• _Stated problem_
Your task is to transcribe all of the data below exactly, omitting the images.

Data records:
────────────────────

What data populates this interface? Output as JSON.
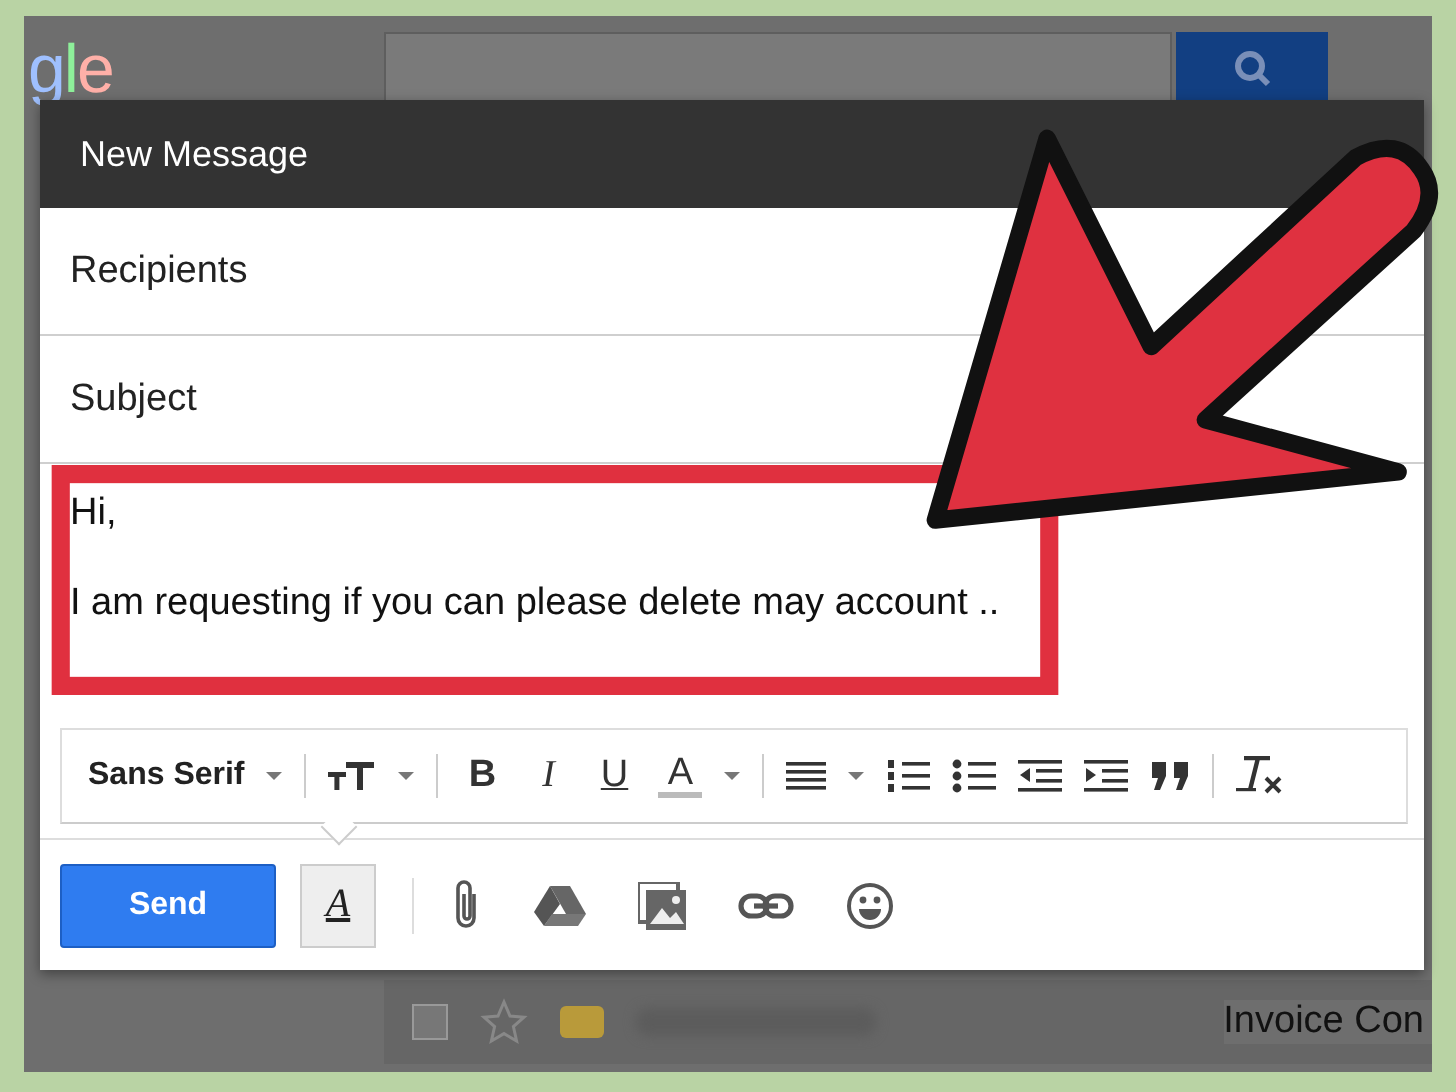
{
  "background": {
    "logo": "gle",
    "mail_row": {
      "checked": false,
      "subject": "Invoice Con"
    }
  },
  "compose": {
    "title": "New Message",
    "recipients": {
      "placeholder": "Recipients"
    },
    "subject": {
      "placeholder": "Subject"
    },
    "body": [
      "Hi,",
      "I am requesting if you can please delete may account .."
    ],
    "toolbar": {
      "font": "Sans Serif",
      "bold": "B",
      "italic": "I",
      "underline": "U",
      "text_color": "A"
    },
    "send": "Send",
    "formatting": {
      "label": "A",
      "selected": true
    }
  }
}
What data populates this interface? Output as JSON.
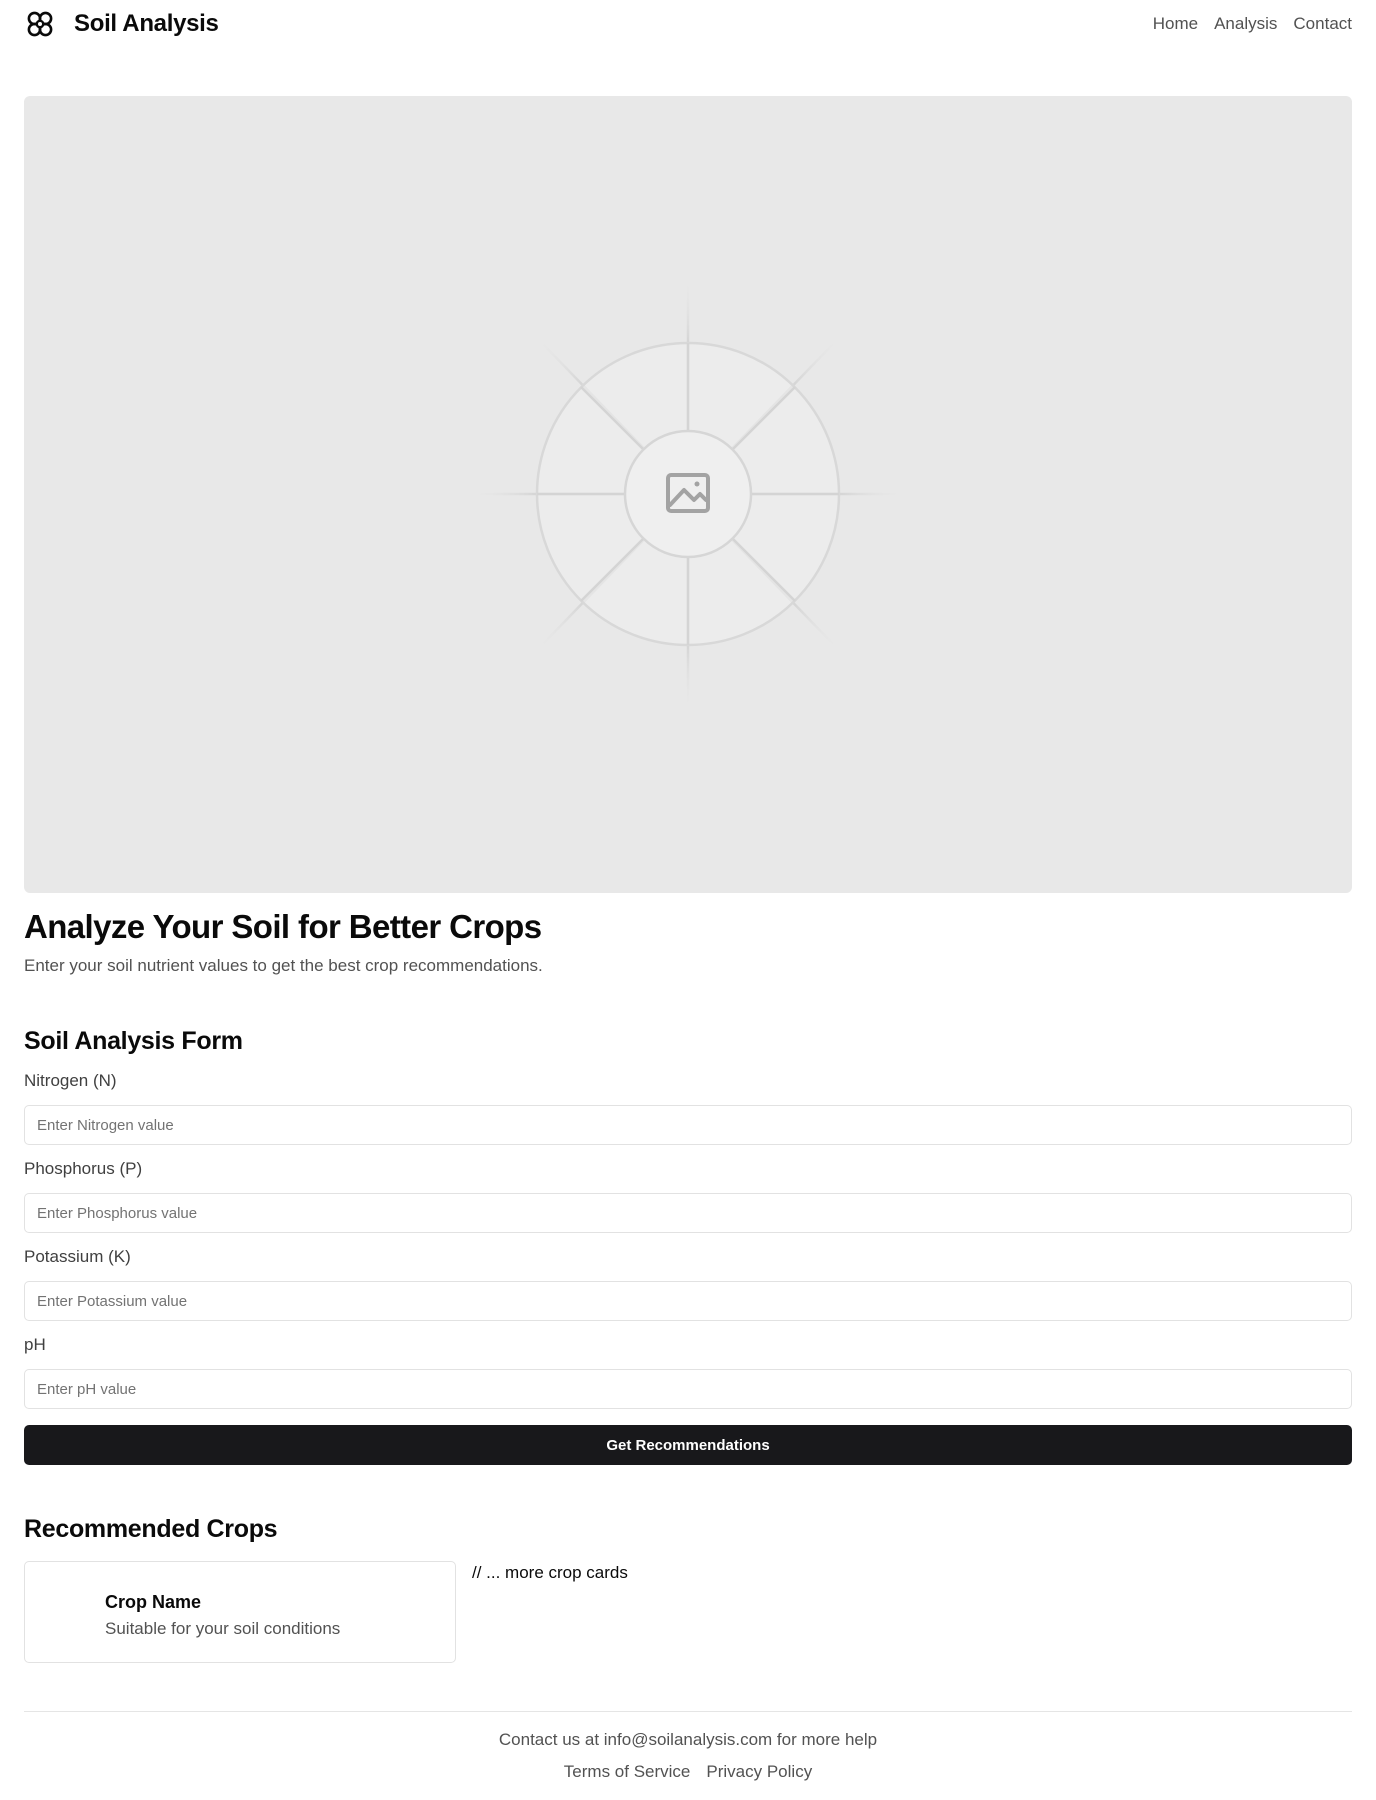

────────────────────

• _The output_
What data populates this interface? Output as JSON.
{
  "background": {
    "logo": "gle",
    "mail_row": {
      "checked": false,
      "subject": "Invoice Con"
    }
  },
  "compose": {
    "title": "New Message",
    "recipients": {
      "placeholder": "Recipients"
    },
    "subject": {
      "placeholder": "Subject"
    },
    "body": [
      "Hi,",
      "I am requesting if you can please delete may account .."
    ],
    "toolbar": {
      "font": "Sans Serif",
      "bold": "B",
      "italic": "I",
      "underline": "U",
      "text_color": "A"
    },
    "send": "Send",
    "formatting": {
      "label": "A",
      "selected": true
    }
  }
}
What data populates this interface? Output as JSON.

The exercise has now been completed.